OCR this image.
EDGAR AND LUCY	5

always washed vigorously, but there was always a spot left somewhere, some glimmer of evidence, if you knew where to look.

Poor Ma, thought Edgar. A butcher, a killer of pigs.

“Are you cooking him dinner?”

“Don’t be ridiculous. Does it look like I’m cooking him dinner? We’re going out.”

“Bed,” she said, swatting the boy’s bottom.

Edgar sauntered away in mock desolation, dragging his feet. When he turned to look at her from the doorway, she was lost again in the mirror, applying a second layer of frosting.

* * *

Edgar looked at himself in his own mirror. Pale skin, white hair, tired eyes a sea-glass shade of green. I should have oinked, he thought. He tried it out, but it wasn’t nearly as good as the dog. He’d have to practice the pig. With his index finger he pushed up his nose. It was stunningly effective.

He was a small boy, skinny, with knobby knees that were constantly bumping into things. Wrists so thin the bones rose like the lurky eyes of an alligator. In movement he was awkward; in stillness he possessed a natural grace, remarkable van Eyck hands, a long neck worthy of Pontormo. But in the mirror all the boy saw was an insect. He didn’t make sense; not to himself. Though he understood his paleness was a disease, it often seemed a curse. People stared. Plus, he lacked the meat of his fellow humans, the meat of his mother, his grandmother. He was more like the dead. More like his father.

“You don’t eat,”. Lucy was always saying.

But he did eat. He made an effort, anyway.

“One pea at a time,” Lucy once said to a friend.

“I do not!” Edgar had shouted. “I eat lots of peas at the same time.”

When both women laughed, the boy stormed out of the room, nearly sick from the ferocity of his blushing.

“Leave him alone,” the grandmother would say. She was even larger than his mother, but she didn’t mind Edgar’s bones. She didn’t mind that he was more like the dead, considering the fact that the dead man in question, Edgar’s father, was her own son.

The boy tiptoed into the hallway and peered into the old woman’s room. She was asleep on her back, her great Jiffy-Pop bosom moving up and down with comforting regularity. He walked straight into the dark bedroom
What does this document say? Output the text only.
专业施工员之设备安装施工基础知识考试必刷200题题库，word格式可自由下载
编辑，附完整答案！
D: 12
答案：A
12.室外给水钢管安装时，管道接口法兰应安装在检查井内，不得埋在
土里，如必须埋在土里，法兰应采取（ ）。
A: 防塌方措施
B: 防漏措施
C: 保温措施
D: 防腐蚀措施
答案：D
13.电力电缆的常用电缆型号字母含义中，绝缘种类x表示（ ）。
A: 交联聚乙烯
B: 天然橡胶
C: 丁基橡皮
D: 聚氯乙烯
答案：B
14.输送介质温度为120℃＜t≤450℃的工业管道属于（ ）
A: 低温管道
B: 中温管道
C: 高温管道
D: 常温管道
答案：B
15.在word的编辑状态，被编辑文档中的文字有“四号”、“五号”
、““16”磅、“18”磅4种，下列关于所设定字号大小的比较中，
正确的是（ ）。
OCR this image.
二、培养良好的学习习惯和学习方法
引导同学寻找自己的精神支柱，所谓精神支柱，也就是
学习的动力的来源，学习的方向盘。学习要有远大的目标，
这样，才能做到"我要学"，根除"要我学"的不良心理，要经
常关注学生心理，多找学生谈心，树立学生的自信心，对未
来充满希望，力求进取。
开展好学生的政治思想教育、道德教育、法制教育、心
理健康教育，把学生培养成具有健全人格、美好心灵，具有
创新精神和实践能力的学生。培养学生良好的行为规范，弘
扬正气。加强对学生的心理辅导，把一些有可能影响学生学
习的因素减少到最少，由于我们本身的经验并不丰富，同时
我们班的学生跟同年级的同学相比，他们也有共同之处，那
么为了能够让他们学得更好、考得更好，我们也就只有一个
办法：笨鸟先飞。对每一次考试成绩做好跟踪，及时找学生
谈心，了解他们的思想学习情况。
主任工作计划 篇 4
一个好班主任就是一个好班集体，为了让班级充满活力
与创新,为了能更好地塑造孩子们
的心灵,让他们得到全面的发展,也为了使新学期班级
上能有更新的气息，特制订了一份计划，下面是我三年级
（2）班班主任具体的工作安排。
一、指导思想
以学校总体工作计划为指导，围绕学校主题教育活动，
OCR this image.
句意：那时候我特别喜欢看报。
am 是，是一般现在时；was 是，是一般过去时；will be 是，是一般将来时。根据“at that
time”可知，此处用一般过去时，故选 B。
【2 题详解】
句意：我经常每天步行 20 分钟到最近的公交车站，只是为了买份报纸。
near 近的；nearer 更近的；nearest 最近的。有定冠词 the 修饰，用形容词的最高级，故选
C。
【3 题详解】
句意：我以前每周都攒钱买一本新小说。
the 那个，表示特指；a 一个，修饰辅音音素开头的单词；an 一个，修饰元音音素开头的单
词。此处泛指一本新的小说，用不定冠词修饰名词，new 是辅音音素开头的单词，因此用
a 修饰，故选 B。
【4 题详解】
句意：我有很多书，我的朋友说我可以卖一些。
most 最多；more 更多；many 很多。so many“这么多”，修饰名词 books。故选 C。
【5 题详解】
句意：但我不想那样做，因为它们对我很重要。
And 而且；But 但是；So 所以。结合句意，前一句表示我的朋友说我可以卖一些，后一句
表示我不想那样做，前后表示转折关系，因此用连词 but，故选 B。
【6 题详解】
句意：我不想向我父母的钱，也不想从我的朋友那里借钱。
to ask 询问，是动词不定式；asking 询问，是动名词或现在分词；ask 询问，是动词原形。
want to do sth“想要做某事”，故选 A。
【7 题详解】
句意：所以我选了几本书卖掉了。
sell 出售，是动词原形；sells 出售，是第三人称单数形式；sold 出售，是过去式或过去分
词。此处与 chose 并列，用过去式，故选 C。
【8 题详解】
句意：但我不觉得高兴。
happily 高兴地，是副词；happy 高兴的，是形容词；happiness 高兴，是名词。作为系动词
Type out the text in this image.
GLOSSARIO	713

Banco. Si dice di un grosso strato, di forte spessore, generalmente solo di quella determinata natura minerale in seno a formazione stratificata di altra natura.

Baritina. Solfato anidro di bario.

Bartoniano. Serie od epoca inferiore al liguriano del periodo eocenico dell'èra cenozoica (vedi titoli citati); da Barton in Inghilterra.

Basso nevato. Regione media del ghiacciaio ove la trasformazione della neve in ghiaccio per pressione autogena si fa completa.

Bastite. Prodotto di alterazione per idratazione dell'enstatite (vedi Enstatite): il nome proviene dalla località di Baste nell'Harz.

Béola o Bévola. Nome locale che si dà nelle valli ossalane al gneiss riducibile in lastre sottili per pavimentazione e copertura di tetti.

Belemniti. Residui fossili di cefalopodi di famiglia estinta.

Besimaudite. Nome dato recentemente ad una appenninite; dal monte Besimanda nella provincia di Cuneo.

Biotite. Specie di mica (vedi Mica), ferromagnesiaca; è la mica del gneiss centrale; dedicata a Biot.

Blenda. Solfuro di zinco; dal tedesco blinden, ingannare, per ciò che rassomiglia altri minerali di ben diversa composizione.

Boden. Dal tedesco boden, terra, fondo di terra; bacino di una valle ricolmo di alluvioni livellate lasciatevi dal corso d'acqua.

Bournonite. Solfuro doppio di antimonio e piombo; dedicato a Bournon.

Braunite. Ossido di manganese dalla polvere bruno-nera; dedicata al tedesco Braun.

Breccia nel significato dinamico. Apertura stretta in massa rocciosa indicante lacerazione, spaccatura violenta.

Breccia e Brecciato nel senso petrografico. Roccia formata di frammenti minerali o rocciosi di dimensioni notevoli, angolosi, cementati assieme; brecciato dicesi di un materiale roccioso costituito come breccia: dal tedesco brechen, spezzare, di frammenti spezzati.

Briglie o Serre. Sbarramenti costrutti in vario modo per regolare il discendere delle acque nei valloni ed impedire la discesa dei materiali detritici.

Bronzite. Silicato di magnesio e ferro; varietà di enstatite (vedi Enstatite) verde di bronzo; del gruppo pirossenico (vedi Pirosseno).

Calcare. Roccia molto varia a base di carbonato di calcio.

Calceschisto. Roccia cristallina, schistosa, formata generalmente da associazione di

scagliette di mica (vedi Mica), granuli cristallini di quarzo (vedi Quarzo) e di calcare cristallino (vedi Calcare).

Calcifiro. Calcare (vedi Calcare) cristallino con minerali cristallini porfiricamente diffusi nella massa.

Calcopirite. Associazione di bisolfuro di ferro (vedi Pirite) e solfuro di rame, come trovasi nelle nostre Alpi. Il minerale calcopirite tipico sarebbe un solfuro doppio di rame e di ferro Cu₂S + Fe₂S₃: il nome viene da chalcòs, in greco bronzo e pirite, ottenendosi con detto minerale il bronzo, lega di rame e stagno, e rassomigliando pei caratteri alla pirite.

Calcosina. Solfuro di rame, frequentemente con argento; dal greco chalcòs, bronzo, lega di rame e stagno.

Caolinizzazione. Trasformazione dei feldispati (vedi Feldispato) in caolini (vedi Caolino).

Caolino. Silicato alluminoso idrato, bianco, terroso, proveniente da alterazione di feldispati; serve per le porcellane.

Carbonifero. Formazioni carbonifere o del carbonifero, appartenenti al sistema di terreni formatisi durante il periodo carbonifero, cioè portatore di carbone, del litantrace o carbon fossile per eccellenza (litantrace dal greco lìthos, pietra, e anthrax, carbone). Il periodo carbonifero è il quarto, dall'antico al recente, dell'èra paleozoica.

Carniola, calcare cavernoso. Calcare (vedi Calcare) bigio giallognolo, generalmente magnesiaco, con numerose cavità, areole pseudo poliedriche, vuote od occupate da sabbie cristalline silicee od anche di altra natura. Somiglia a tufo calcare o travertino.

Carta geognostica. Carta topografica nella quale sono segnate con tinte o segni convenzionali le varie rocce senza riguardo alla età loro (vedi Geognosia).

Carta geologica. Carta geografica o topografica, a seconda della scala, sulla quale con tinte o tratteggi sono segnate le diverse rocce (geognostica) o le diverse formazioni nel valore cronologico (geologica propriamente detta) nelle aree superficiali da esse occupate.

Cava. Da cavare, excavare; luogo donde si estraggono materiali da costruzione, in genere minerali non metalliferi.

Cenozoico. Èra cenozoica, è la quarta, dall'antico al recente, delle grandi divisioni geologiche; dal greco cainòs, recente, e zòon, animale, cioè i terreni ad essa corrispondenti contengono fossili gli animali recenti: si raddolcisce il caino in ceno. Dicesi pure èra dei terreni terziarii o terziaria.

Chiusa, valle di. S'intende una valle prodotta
□ □ □ □ □ □ □
◆ **REQUIREMENT**
Gather up every line from the listing above in which the word "Mica" occurs.

◆ **ANSWER TO THIS EXERCISE**
Biotite. Specie di mica (vedi Mica), ferromagnesiaca; è la mica del gneiss centrale; dedicata a Biot.
scagliette di mica (vedi Mica), granuli cristallini di quarzo (vedi Quarzo) e di calcare cristallino (vedi Calcare).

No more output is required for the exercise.